═══ Dataset rows ═══
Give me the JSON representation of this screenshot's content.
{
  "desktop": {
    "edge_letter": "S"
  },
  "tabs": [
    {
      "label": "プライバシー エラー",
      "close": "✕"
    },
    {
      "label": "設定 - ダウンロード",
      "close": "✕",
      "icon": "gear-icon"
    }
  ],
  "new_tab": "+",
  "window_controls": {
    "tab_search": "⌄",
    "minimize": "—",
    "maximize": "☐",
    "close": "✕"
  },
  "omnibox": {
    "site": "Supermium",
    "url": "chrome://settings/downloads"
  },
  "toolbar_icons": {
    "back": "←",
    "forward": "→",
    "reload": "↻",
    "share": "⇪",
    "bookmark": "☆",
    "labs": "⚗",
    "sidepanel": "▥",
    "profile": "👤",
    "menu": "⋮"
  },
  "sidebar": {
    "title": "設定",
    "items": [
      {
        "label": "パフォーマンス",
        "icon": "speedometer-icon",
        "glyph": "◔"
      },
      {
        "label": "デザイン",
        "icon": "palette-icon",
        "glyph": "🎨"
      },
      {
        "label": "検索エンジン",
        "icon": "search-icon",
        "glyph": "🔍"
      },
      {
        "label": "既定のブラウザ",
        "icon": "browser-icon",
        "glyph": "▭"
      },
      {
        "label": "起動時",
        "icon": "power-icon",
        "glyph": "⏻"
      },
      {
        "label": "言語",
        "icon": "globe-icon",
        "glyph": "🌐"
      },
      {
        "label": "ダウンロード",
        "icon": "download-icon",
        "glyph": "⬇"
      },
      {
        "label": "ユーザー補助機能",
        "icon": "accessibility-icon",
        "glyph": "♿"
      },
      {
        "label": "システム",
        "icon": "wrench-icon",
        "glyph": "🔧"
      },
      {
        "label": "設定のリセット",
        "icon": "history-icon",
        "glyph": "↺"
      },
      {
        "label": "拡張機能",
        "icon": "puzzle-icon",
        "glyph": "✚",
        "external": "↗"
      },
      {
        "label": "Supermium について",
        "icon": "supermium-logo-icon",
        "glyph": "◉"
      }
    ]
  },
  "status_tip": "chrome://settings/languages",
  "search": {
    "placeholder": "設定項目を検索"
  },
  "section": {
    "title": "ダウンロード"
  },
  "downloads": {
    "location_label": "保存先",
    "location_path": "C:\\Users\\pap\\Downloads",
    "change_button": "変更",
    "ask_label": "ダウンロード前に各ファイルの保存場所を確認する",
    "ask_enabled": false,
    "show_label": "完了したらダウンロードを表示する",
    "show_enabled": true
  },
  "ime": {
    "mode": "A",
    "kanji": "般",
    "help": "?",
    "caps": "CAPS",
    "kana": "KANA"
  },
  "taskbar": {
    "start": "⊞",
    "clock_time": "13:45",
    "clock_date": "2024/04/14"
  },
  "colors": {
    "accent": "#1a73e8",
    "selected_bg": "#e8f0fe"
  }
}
═══
• [Task brief] Only lines with the word "glyph" are wanted, so copy each one from the records.

• [Expected output]
        "glyph": "◔"
        "glyph": "🎨"
        "glyph": "🔍"
        "glyph": "▭"
        "glyph": "⏻"
        "glyph": "🌐"
        "glyph": "⬇"
        "glyph": "♿"
        "glyph": "🔧"
        "glyph": "↺"
        "glyph": "✚",
        "glyph": "◉"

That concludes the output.